## Exercise
Check every line below for the word "format" and copy the ones that have it.

— Begin Provided data —

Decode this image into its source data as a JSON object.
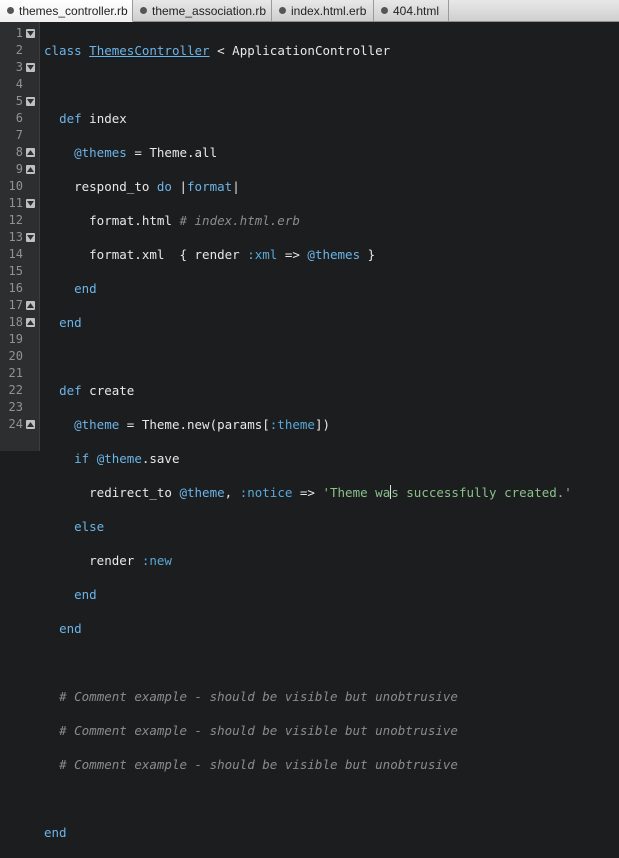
{
  "tabs": [
    {
      "label": "themes_controller.rb",
      "active": true
    },
    {
      "label": "theme_association.rb",
      "active": false
    },
    {
      "label": "index.html.erb",
      "active": false
    },
    {
      "label": "404.html",
      "active": false
    }
  ],
  "line_numbers": [
    "1",
    "2",
    "3",
    "4",
    "5",
    "6",
    "7",
    "8",
    "9",
    "10",
    "11",
    "12",
    "13",
    "14",
    "15",
    "16",
    "17",
    "18",
    "19",
    "20",
    "21",
    "22",
    "23",
    "24"
  ],
  "code": {
    "l1_class": "class",
    "l1_name": "ThemesController",
    "l1_rest": " < ApplicationController",
    "l3_def": "def",
    "l3_name": " index",
    "l4_ivar": "@themes",
    "l4_rest": " = Theme.all",
    "l5_a": "respond_to ",
    "l5_do": "do",
    "l5_b": " |",
    "l5_format": "format",
    "l5_c": "|",
    "l6_a": "format.html ",
    "l6_cmt": "# index.html.erb",
    "l7_a": "format.xml  { render ",
    "l7_sym": ":xml",
    "l7_b": " => ",
    "l7_ivar": "@themes",
    "l7_c": " }",
    "l8_end": "end",
    "l9_end": "end",
    "l11_def": "def",
    "l11_name": " create",
    "l12_ivar": "@theme",
    "l12_a": " = Theme.new(params[",
    "l12_sym": ":theme",
    "l12_b": "])",
    "l13_if": "if",
    "l13_ivar": " @theme",
    "l13_rest": ".save",
    "l14_a": "redirect_to ",
    "l14_ivar": "@theme",
    "l14_b": ", ",
    "l14_sym": ":notice",
    "l14_c": " => ",
    "l14_str1": "'Theme wa",
    "l14_str2": "s successfully created.'",
    "l15_else": "else",
    "l16_a": "render ",
    "l16_sym": ":new",
    "l17_end": "end",
    "l18_end": "end",
    "l20_cmt": "# Comment example - should be visible but unobtrusive",
    "l21_cmt": "# Comment example - should be visible but unobtrusive",
    "l22_cmt": "# Comment example - should be visible but unobtrusive",
    "l24_end": "end"
  },
  "colors": {
    "background": "#1b1d1e",
    "keyword": "#6cb4e8",
    "string": "#8ac08a",
    "comment": "#8a8c8d"
  }
}
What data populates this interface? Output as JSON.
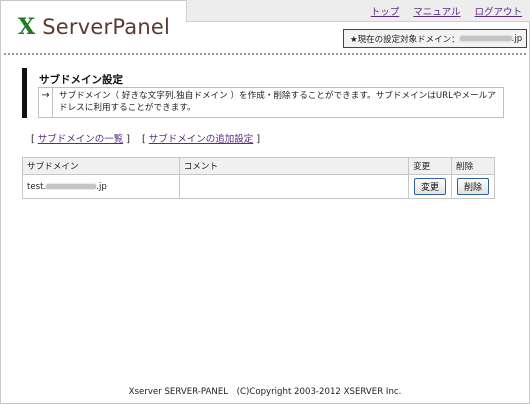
{
  "header": {
    "logo_mark": "X",
    "logo_text": "ServerPanel",
    "nav": [
      "トップ",
      "マニュアル",
      "ログアウト"
    ],
    "domain_label": "★現在の設定対象ドメイン：",
    "domain_suffix": ".jp"
  },
  "section": {
    "title": "サブドメイン設定",
    "arrow": "→",
    "description": "サブドメイン（ 好きな文字列.独自ドメイン ）を作成・削除することができます。サブドメインはURLやメールアドレスに利用することができます。"
  },
  "links": [
    {
      "bracket_open": "[",
      "label": "サブドメインの一覧",
      "bracket_close": "]"
    },
    {
      "bracket_open": "[",
      "label": "サブドメインの追加設定",
      "bracket_close": "]"
    }
  ],
  "table": {
    "headers": [
      "サブドメイン",
      "コメント",
      "変更",
      "削除"
    ],
    "rows": [
      {
        "subdomain_prefix": "test.",
        "subdomain_suffix": ".jp",
        "comment": "",
        "change_label": "変更",
        "delete_label": "削除"
      }
    ]
  },
  "footer": {
    "text": "Xserver SERVER-PANEL　(C)Copyright 2003-2012 XSERVER Inc."
  }
}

— End Provided data —

## Finished task
    "l5_format": "format",
    "l6_a": "format.html ",
    "l7_a": "format.xml  { render ",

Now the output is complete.